### Information given
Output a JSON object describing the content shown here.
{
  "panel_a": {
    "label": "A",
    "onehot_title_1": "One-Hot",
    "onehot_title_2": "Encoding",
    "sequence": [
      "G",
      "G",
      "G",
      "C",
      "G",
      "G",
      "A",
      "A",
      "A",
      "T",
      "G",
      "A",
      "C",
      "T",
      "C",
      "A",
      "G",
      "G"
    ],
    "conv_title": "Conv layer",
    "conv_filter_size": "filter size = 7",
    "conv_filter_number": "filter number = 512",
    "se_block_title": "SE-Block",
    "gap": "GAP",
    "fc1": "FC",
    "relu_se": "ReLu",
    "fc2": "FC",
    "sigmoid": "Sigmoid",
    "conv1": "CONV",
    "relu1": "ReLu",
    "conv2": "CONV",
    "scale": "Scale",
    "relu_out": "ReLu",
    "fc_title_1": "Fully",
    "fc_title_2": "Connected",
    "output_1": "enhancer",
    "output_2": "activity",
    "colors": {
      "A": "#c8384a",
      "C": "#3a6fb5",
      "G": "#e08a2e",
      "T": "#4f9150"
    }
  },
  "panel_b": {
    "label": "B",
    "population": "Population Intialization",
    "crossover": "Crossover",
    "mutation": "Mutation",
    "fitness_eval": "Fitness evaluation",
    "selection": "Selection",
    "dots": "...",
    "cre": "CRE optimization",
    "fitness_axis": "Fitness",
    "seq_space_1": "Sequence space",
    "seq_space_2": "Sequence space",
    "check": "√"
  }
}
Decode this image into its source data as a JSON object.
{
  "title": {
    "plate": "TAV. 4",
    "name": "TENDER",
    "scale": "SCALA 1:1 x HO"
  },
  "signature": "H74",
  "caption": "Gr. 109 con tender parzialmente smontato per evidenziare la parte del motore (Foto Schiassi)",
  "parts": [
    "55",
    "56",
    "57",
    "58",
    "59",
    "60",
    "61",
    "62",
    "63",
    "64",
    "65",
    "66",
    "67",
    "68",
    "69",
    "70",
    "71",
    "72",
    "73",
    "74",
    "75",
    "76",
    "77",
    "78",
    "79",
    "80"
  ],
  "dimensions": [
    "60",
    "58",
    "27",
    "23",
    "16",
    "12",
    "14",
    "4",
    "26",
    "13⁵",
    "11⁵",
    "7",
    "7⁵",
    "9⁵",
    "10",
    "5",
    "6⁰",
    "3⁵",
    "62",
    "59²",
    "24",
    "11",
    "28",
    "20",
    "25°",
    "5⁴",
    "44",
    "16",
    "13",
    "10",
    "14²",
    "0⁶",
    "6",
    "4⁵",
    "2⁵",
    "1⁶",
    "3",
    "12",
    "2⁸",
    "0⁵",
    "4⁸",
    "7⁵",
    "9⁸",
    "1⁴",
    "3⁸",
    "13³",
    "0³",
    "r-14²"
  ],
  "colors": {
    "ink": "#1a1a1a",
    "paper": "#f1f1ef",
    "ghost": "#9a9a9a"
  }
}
######
Work to complete:
Reproduce the whole listing word for word.

Solution for this exercise:
Output a JSON object describing the content shown here.
{
  "panel_a": {
    "label": "A",
    "onehot_title_1": "One-Hot",
    "onehot_title_2": "Encoding",
    "sequence": [
      "G",
      "G",
      "G",
      "C",
      "G",
      "G",
      "A",
      "A",
      "A",
      "T",
      "G",
      "A",
      "C",
      "T",
      "C",
      "A",
      "G",
      "G"
    ],
    "conv_title": "Conv layer",
    "conv_filter_size": "filter size = 7",
    "conv_filter_number": "filter number = 512",
    "se_block_title": "SE-Block",
    "gap": "GAP",
    "fc1": "FC",
    "relu_se": "ReLu",
    "fc2": "FC",
    "sigmoid": "Sigmoid",
    "conv1": "CONV",
    "relu1": "ReLu",
    "conv2": "CONV",
    "scale": "Scale",
    "relu_out": "ReLu",
    "fc_title_1": "Fully",
    "fc_title_2": "Connected",
    "output_1": "enhancer",
    "output_2": "activity",
    "colors": {
      "A": "#c8384a",
      "C": "#3a6fb5",
      "G": "#e08a2e",
      "T": "#4f9150"
    }
  },
  "panel_b": {
    "label": "B",
    "population": "Population Intialization",
    "crossover": "Crossover",
    "mutation": "Mutation",
    "fitness_eval": "Fitness evaluation",
    "selection": "Selection",
    "dots": "...",
    "cre": "CRE optimization",
    "fitness_axis": "Fitness",
    "seq_space_1": "Sequence space",
    "seq_space_2": "Sequence space",
    "check": "√"
  }
}
Decode this image into its source data as a JSON object.
{
  "title": {
    "plate": "TAV. 4",
    "name": "TENDER",
    "scale": "SCALA 1:1 x HO"
  },
  "signature": "H74",
  "caption": "Gr. 109 con tender parzialmente smontato per evidenziare la parte del motore (Foto Schiassi)",
  "parts": [
    "55",
    "56",
    "57",
    "58",
    "59",
    "60",
    "61",
    "62",
    "63",
    "64",
    "65",
    "66",
    "67",
    "68",
    "69",
    "70",
    "71",
    "72",
    "73",
    "74",
    "75",
    "76",
    "77",
    "78",
    "79",
    "80"
  ],
  "dimensions": [
    "60",
    "58",
    "27",
    "23",
    "16",
    "12",
    "14",
    "4",
    "26",
    "13⁵",
    "11⁵",
    "7",
    "7⁵",
    "9⁵",
    "10",
    "5",
    "6⁰",
    "3⁵",
    "62",
    "59²",
    "24",
    "11",
    "28",
    "20",
    "25°",
    "5⁴",
    "44",
    "16",
    "13",
    "10",
    "14²",
    "0⁶",
    "6",
    "4⁵",
    "2⁵",
    "1⁶",
    "3",
    "12",
    "2⁸",
    "0⁵",
    "4⁸",
    "7⁵",
    "9⁸",
    "1⁴",
    "3⁸",
    "13³",
    "0³",
    "r-14²"
  ],
  "colors": {
    "ink": "#1a1a1a",
    "paper": "#f1f1ef",
    "ghost": "#9a9a9a"
  }
}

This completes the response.